→ DATA FOR THIS EXERCISE:
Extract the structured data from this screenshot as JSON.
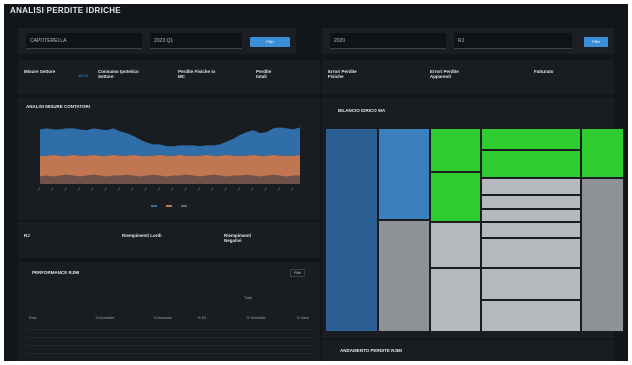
{
  "page_title": "ANALISI PERDITE IDRICHE",
  "filters_left": {
    "field_a": {
      "caption": "",
      "value": "CAPOTERELLA"
    },
    "field_b": {
      "caption": "",
      "value": "2023 Q1"
    },
    "button_label": "Filtri"
  },
  "filters_right": {
    "field_a": {
      "caption": "",
      "value": "2020"
    },
    "field_b": {
      "caption": "",
      "value": "RJ"
    },
    "button_label": "Filtri"
  },
  "kpis_left": [
    {
      "label": "Misure Settore",
      "value": "48.22"
    },
    {
      "label": "Consumo Ipotetico Settore",
      "value": ""
    },
    {
      "label": "Perdite Fisiche in MC",
      "value": ""
    },
    {
      "label": "Perdite totali",
      "value": ""
    }
  ],
  "kpis_right": [
    {
      "label": "Errori Perdite Fisiche",
      "value": ""
    },
    {
      "label": "Errori Perdite Apparenti",
      "value": ""
    },
    {
      "label": "Fatturato",
      "value": ""
    }
  ],
  "chart_panel": {
    "title": "ANALISI MISURE CONTATORI",
    "legend": [
      "",
      "",
      ""
    ]
  },
  "kpis_mid": [
    {
      "label": "RJ",
      "value": ""
    },
    {
      "label": "Riempimenti Lordi",
      "value": ""
    },
    {
      "label": "Riempimenti Negativi",
      "value": ""
    }
  ],
  "perf_panel": {
    "title": "PERFORMANCE RJMI",
    "button_label": "Filtri",
    "group_label": "Totali",
    "columns": [
      "Rete",
      "% Accettate",
      "% Anomale",
      "% RJ",
      "% Sostituite",
      "% Varie"
    ],
    "rows": [
      [
        "",
        "",
        "",
        "",
        "",
        ""
      ],
      [
        "",
        "",
        "",
        "",
        "",
        ""
      ],
      [
        "",
        "",
        "",
        "",
        "",
        ""
      ],
      [
        "",
        "",
        "",
        "",
        "",
        ""
      ]
    ]
  },
  "treemap_panel": {
    "title": "BILANCIO IDRICO WA",
    "subtitle": "",
    "cells": [
      {
        "label": "",
        "value": ""
      },
      {
        "label": "",
        "value": ""
      },
      {
        "label": "",
        "value": ""
      },
      {
        "label": "",
        "value": ""
      },
      {
        "label": "",
        "value": ""
      },
      {
        "label": "",
        "value": ""
      },
      {
        "label": "",
        "value": ""
      },
      {
        "label": "",
        "value": ""
      },
      {
        "label": "",
        "value": ""
      },
      {
        "label": "",
        "value": ""
      },
      {
        "label": "",
        "value": ""
      },
      {
        "label": "",
        "value": ""
      },
      {
        "label": "",
        "value": ""
      },
      {
        "label": "",
        "value": ""
      },
      {
        "label": "",
        "value": ""
      },
      {
        "label": "",
        "value": ""
      },
      {
        "label": "",
        "value": ""
      },
      {
        "label": "",
        "value": ""
      }
    ]
  },
  "bottom_panel": {
    "title": "ANDAMENTO PERDITE RJMI",
    "subtitle": ""
  },
  "colors": {
    "blue": "#2f6ea8",
    "orange": "#c07650",
    "green": "#2ecc2e",
    "grey": "#8e9196",
    "accent": "#3b8fd9"
  },
  "chart_data": {
    "type": "area",
    "title": "ANALISI MISURE CONTATORI",
    "series": [
      {
        "values": [
          30,
          30,
          31,
          30,
          30,
          31,
          30,
          30,
          31,
          30,
          30,
          31,
          30,
          30,
          31,
          30,
          30,
          30,
          31,
          30,
          30,
          31,
          30,
          30,
          30,
          31,
          30,
          30,
          31,
          30,
          30,
          30,
          31,
          30,
          30,
          31,
          30,
          30,
          30,
          31
        ]
      },
      {
        "values": [
          28,
          29,
          27,
          28,
          29,
          28,
          28,
          27,
          28,
          28,
          27,
          28,
          26,
          24,
          20,
          17,
          14,
          12,
          11,
          10,
          10,
          10,
          11,
          11,
          10,
          10,
          11,
          12,
          14,
          18,
          22,
          25,
          26,
          24,
          25,
          28,
          30,
          29,
          28,
          29
        ]
      },
      {
        "values": [
          8,
          9,
          8,
          9,
          10,
          9,
          8,
          9,
          10,
          9,
          8,
          9,
          9,
          10,
          9,
          8,
          9,
          10,
          9,
          8,
          9,
          9,
          10,
          9,
          8,
          9,
          10,
          9,
          8,
          9,
          9,
          10,
          9,
          8,
          9,
          10,
          9,
          8,
          9,
          9
        ]
      }
    ]
  }
}
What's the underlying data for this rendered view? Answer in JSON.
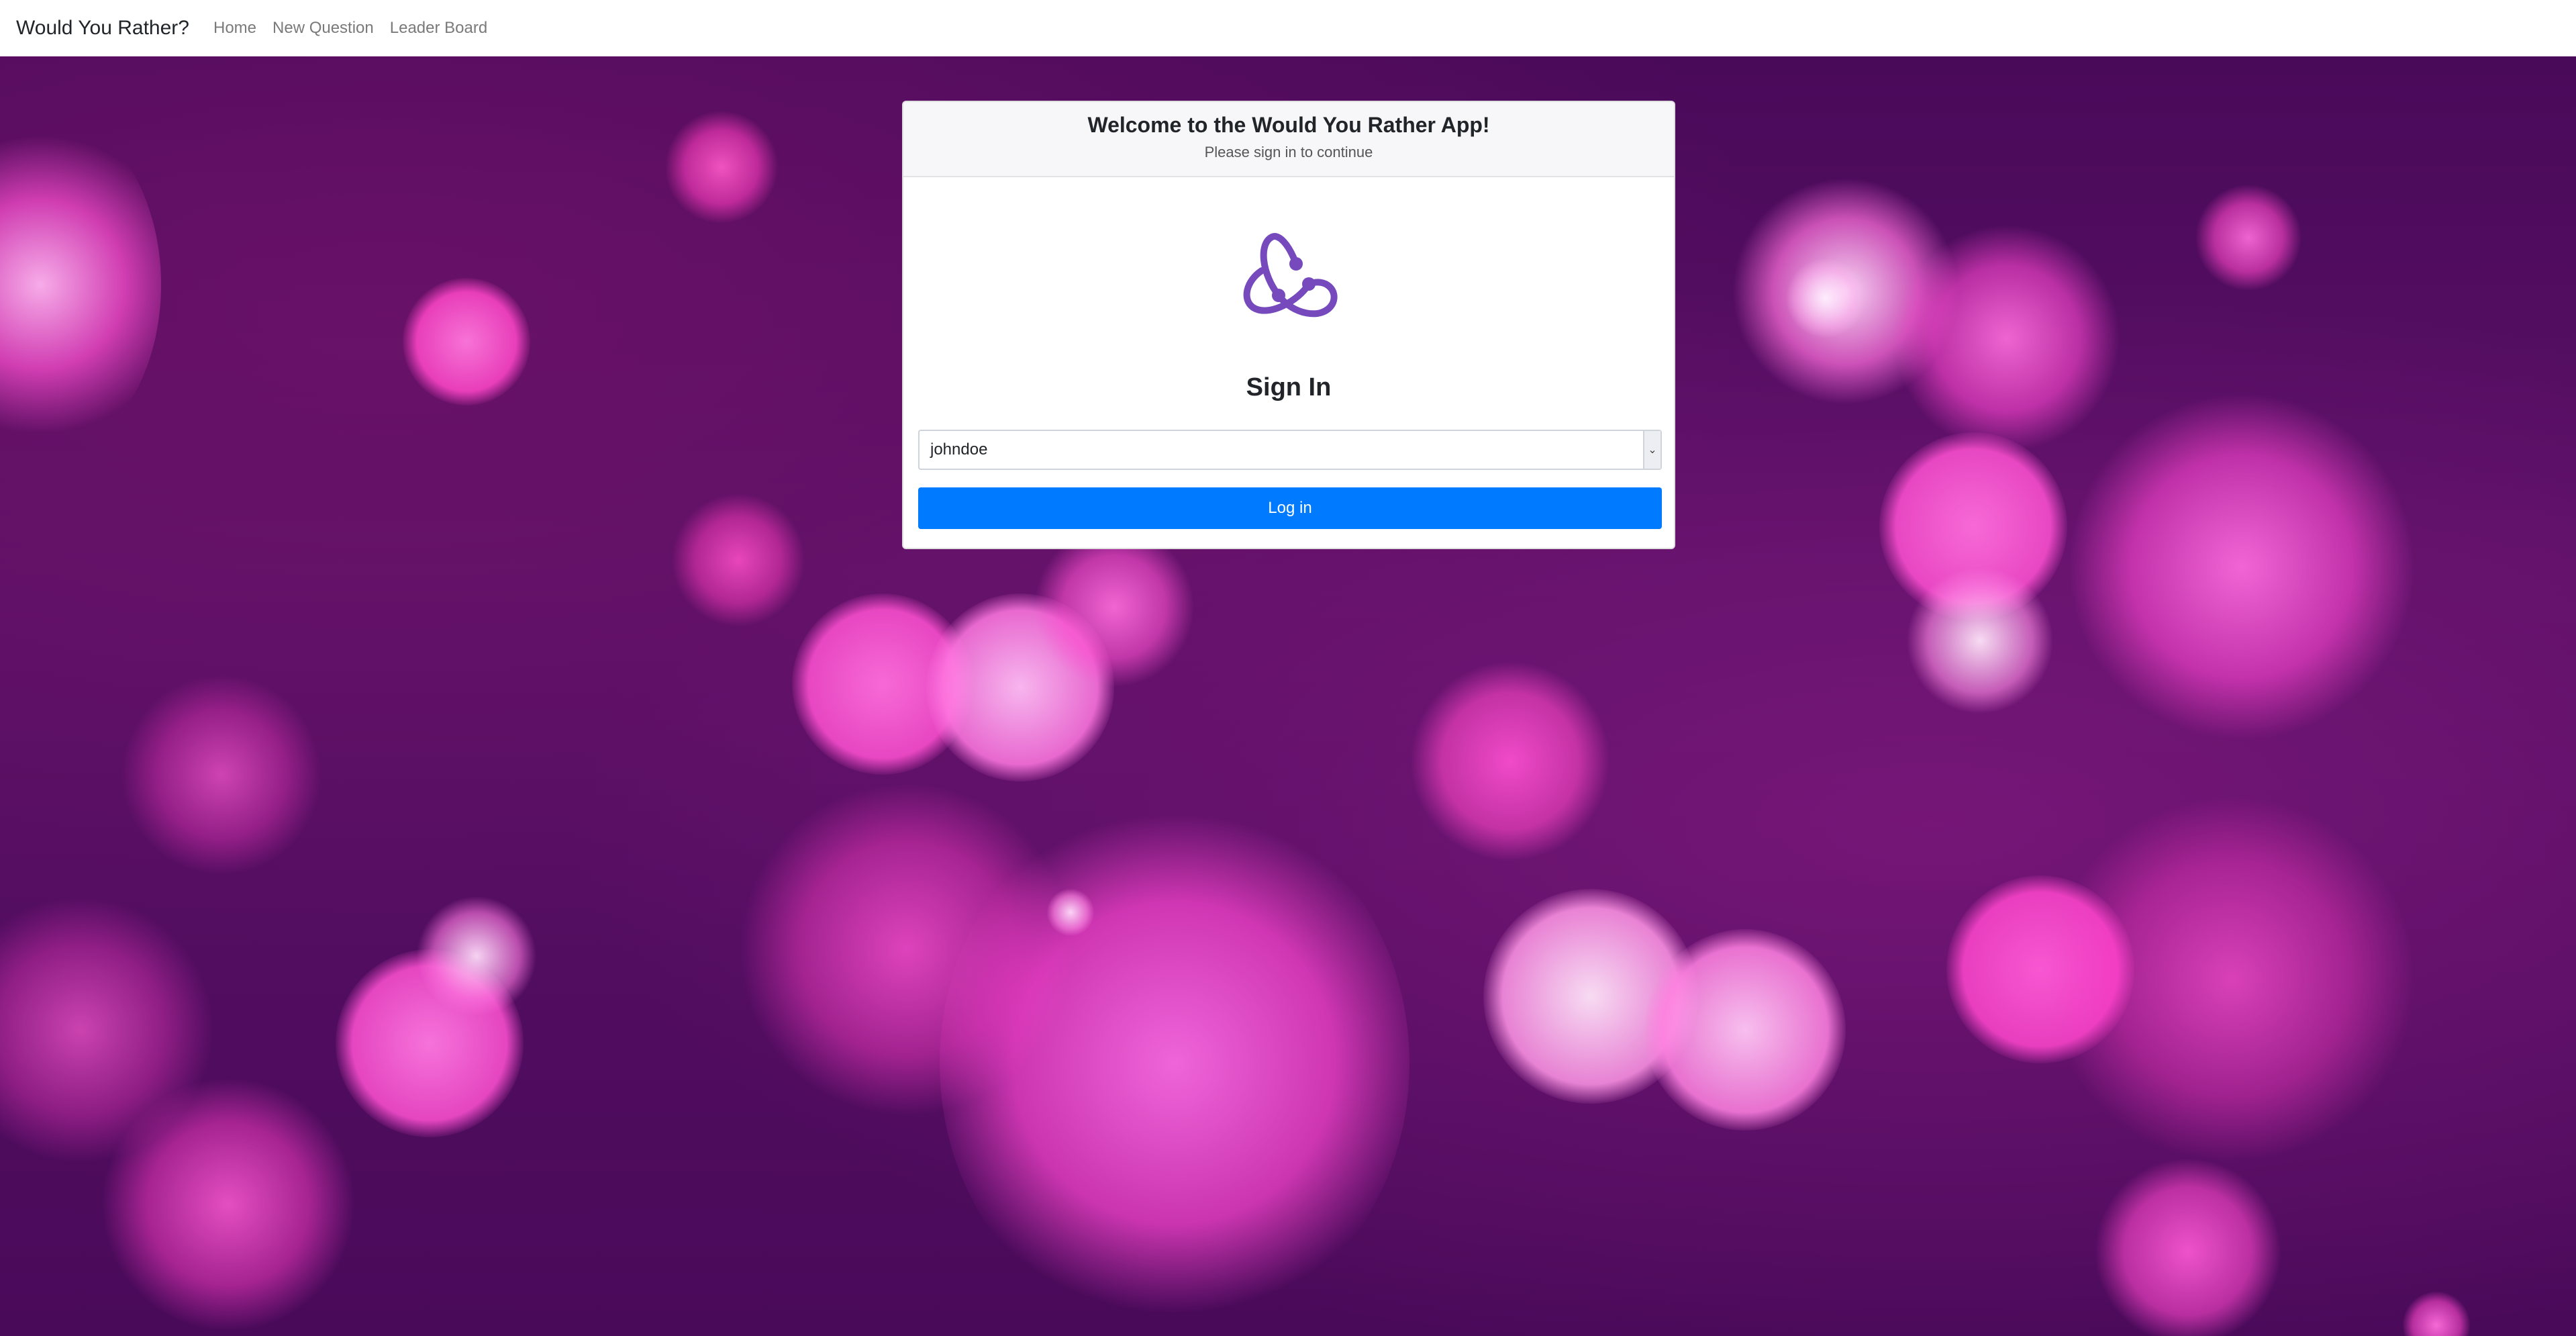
{
  "navbar": {
    "brand": "Would You Rather?",
    "links": [
      {
        "label": "Home"
      },
      {
        "label": "New Question"
      },
      {
        "label": "Leader Board"
      }
    ]
  },
  "card": {
    "title": "Welcome to the Would You Rather App!",
    "subtitle": "Please sign in to continue",
    "logo_icon": "redux-logo-icon",
    "heading": "Sign In",
    "user_select": {
      "selected": "johndoe"
    },
    "login_button": "Log in"
  },
  "colors": {
    "primary_button": "#007bff",
    "logo_purple": "#764abc",
    "background_purple": "#4a0a5a",
    "bokeh_pink": "#ff3fc8"
  }
}
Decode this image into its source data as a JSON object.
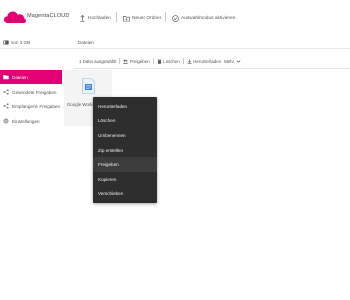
{
  "app": {
    "name": "MagentaCLOUD"
  },
  "topbar": {
    "upload": "Hochladen",
    "new_folder": "Neuer Ordner",
    "select_mode": "Auswahlmodus aktivieren"
  },
  "storage": {
    "label": "von 3 GB"
  },
  "breadcrumb": {
    "root": "Dateien"
  },
  "sidebar": {
    "items": [
      {
        "label": "Dateien",
        "icon": "folder-icon",
        "active": true
      },
      {
        "label": "Gesendete Freigaben",
        "icon": "share-sent-icon",
        "active": false
      },
      {
        "label": "Empfangene Freigaben",
        "icon": "share-received-icon",
        "active": false
      },
      {
        "label": "Einstellungen",
        "icon": "gear-icon",
        "active": false
      }
    ]
  },
  "selection": {
    "count_text": "1 Datei ausgewählt",
    "share": "Freigeben",
    "delete": "Löschen",
    "download": "Herunterladen",
    "more": "Mehr"
  },
  "file": {
    "name": "Google Worksp"
  },
  "context_menu": {
    "items": [
      "Herunterladen",
      "Löschen",
      "Umbenennen",
      "Zip erstellen",
      "Freigeben",
      "Kopieren",
      "Verschieben"
    ],
    "highlighted_index": 4
  },
  "colors": {
    "accent": "#e20074",
    "menu_bg": "#2e2e2e"
  }
}
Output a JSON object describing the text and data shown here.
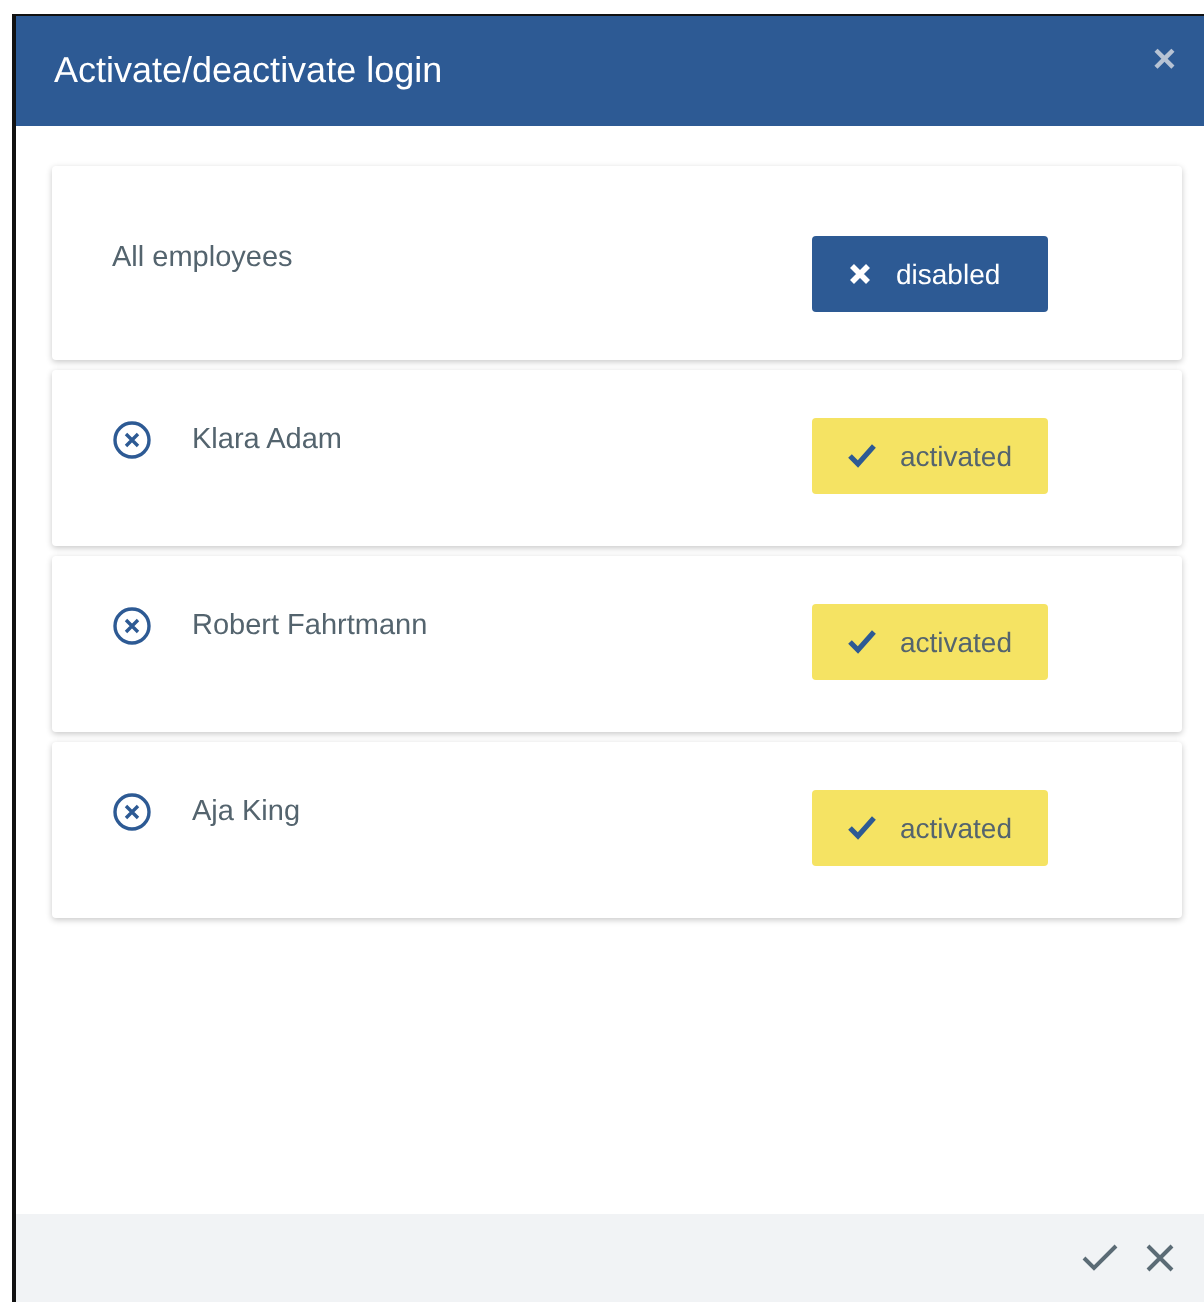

→ EXERCISE INSTRUCTIONS: Identify each line in the records above containing the word "Would"; copy those lines.

→ WRITTEN RESPONSE:
    "brand": "Would You Rather?",
    "title": "Welcome to the Would You Rather App!",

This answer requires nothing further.